▶ [Do this] Repeat each entry word for word. Leave any images out of the copy.

▶ [Supplied data]
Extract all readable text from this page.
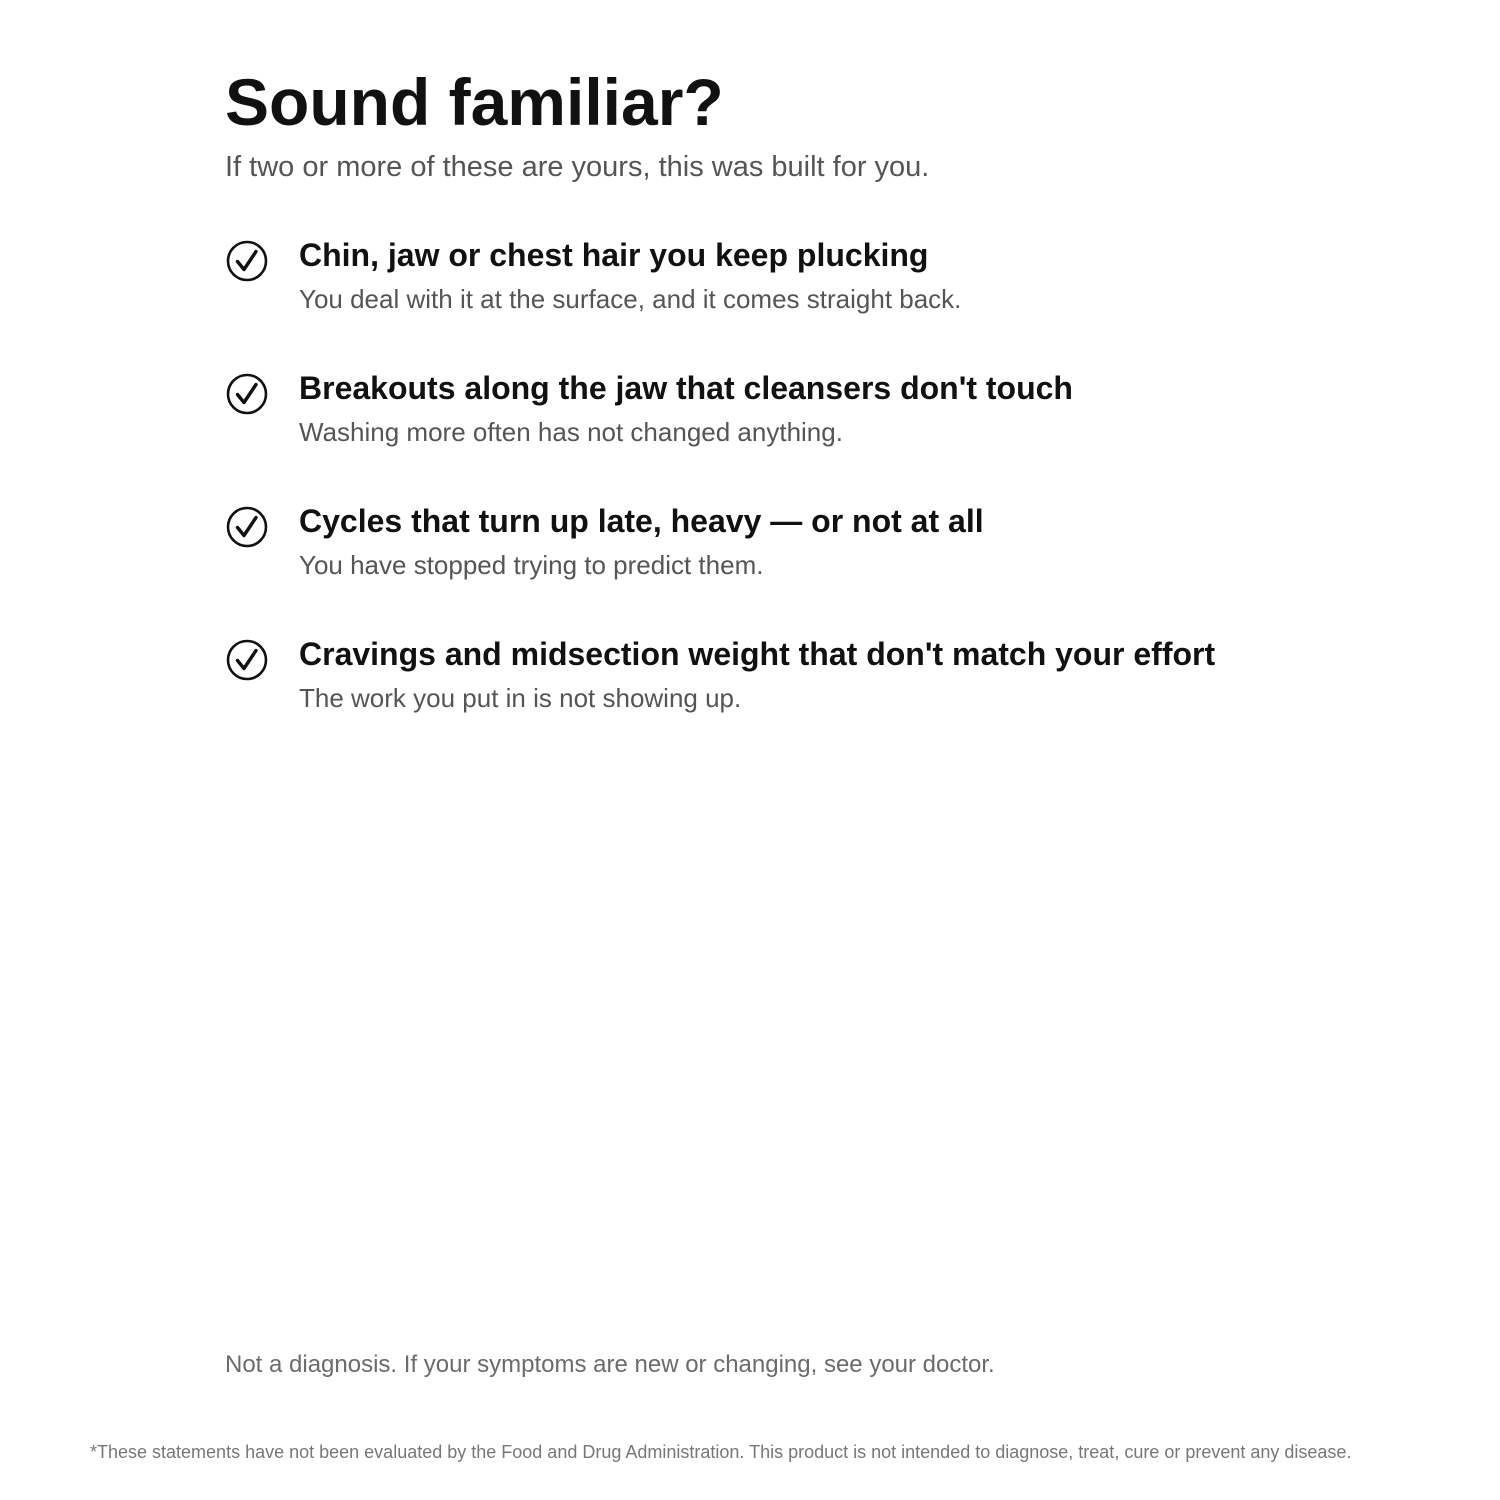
Sound familiar?

If two or more of these are yours, this was built for you.

Chin, jaw or chest hair you keep plucking
You deal with it at the surface, and it comes straight back.
Breakouts along the jaw that cleansers don't touch
Washing more often has not changed anything.
Cycles that turn up late, heavy — or not at all
You have stopped trying to predict them.
Cravings and midsection weight that don't match your effort
The work you put in is not showing up.

Not a diagnosis. If your symptoms are new or changing, see your doctor.

*These statements have not been evaluated by the Food and Drug Administration. This product is not intended to diagnose, treat, cure or prevent any disease.
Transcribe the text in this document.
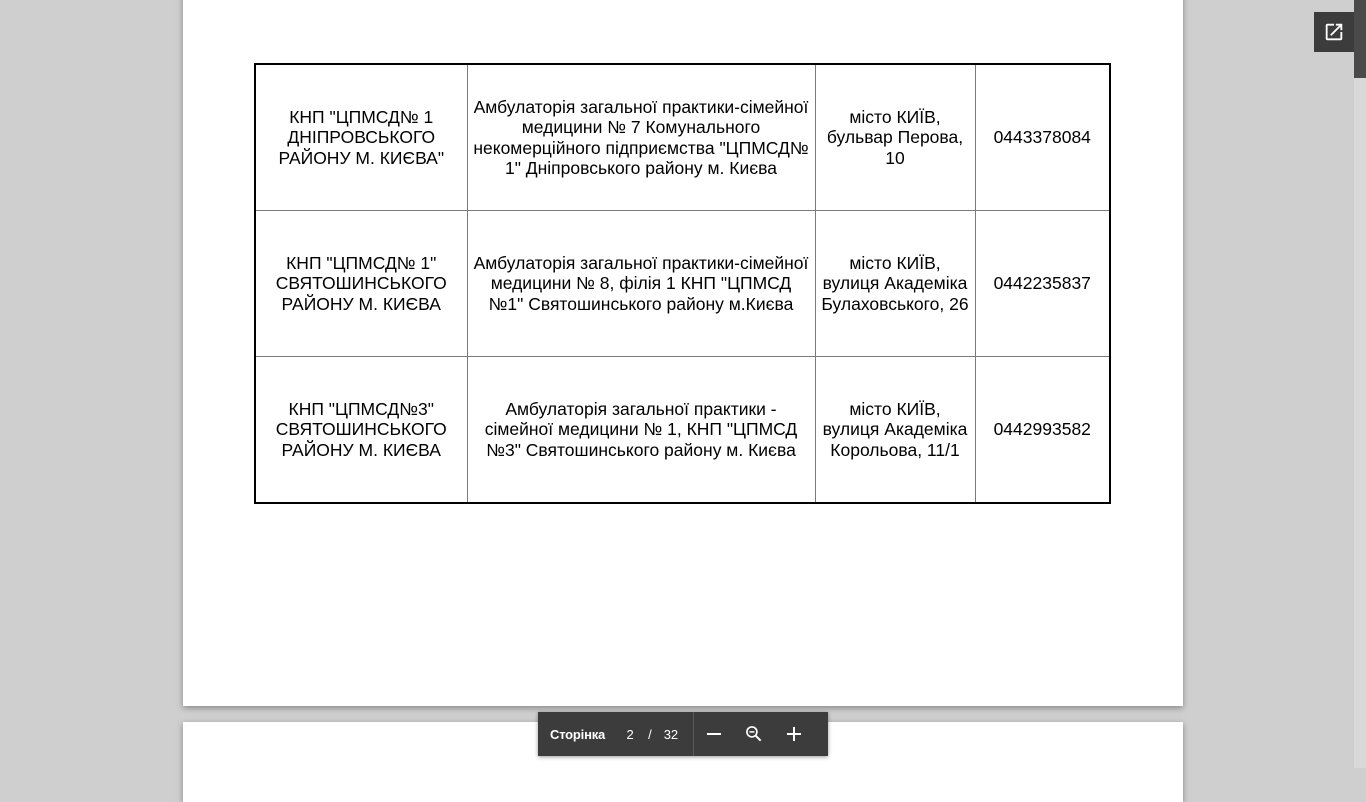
КНП "ЦПМСД№ 1 ДНІПРОВСЬКОГО РАЙОНУ М. КИЄВА"	Амбулаторія загальної практики-сімейної медицини № 7 Комунального некомерційного підприємства "ЦПМСД№ 1" Дніпровського району м. Києва	місто КИЇВ, бульвар Перова, 10	0443378084
КНП "ЦПМСД№ 1" СВЯТОШИНСЬКОГО РАЙОНУ М. КИЄВА	Амбулаторія загальної практики-сімейної медицини № 8, філія 1 КНП "ЦПМСД №1" Святошинського району м.Києва	місто КИЇВ, вулиця Академіка Булаховського, 26	0442235837
КНП "ЦПМСД№3" СВЯТОШИНСЬКОГО РАЙОНУ М. КИЄВА	Амбулаторія загальної практики - сімейної медицини № 1, КНП "ЦПМСД №3" Святошинського району м. Києва	місто КИЇВ, вулиця Академіка Корольова, 11/1	0442993582
Сторінка	2	/ 32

▶ [Task solution]
Extract all readable text from this page.
Sound familiar?

If two or more of these are yours, this was built for you.

Chin, jaw or chest hair you keep plucking
You deal with it at the surface, and it comes straight back.
Breakouts along the jaw that cleansers don't touch
Washing more often has not changed anything.
Cycles that turn up late, heavy — or not at all
You have stopped trying to predict them.
Cravings and midsection weight that don't match your effort
The work you put in is not showing up.

Not a diagnosis. If your symptoms are new or changing, see your doctor.

*These statements have not been evaluated by the Food and Drug Administration. This product is not intended to diagnose, treat, cure or prevent any disease.
Transcribe the text in this document.
КНП "ЦПМСД№ 1 ДНІПРОВСЬКОГО РАЙОНУ М. КИЄВА"	Амбулаторія загальної практики-сімейної медицини № 7 Комунального некомерційного підприємства "ЦПМСД№ 1" Дніпровського району м. Києва	місто КИЇВ, бульвар Перова, 10	0443378084
КНП "ЦПМСД№ 1" СВЯТОШИНСЬКОГО РАЙОНУ М. КИЄВА	Амбулаторія загальної практики-сімейної медицини № 8, філія 1 КНП "ЦПМСД №1" Святошинського району м.Києва	місто КИЇВ, вулиця Академіка Булаховського, 26	0442235837
КНП "ЦПМСД№3" СВЯТОШИНСЬКОГО РАЙОНУ М. КИЄВА	Амбулаторія загальної практики - сімейної медицини № 1, КНП "ЦПМСД №3" Святошинського району м. Києва	місто КИЇВ, вулиця Академіка Корольова, 11/1	0442993582
Сторінка	2	/ 32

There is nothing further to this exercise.